Stored data
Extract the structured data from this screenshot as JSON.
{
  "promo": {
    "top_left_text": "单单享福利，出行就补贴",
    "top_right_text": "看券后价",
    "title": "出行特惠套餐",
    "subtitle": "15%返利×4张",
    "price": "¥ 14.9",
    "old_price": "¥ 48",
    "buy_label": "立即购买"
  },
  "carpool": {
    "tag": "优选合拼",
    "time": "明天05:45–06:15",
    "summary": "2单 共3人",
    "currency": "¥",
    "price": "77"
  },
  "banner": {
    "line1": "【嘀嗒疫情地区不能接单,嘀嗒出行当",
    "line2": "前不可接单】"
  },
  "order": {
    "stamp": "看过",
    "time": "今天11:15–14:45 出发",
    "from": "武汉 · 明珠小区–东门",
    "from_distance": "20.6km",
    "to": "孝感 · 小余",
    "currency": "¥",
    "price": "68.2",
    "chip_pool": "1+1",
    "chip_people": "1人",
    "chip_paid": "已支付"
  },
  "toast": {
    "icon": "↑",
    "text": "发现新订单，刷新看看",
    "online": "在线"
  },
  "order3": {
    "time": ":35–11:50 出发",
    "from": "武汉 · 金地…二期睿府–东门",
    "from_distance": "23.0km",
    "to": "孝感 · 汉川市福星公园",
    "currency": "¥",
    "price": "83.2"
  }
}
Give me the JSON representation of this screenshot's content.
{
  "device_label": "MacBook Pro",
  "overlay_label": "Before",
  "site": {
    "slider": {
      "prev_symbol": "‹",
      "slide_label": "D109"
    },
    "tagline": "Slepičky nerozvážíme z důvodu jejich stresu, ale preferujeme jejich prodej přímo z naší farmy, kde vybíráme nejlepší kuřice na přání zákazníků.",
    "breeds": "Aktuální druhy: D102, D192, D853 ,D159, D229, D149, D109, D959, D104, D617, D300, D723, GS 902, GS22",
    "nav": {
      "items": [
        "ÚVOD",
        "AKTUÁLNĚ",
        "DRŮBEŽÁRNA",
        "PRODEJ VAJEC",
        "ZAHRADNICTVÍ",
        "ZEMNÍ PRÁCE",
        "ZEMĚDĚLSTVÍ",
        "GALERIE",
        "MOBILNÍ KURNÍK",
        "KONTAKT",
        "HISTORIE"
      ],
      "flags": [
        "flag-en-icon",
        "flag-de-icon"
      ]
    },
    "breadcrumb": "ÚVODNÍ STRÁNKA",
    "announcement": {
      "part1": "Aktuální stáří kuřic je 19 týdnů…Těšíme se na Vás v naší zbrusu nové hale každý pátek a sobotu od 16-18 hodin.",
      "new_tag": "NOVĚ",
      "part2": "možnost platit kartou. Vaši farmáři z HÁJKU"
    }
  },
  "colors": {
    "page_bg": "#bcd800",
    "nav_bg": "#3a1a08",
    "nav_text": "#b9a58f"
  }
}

The exercise:
For each line in the data above that contains the string "naší", extract the line.

The result:
    "tagline": "Slepičky nerozvážíme z důvodu jejich stresu, ale preferujeme jejich prodej přímo z naší farmy, kde vybíráme nejlepší kuřice na přání zákazníků.",
      "part1": "Aktuální stáří kuřic je 19 týdnů…Těšíme se na Vás v naší zbrusu nové hale každý pátek a sobotu od 16-18 hodin.",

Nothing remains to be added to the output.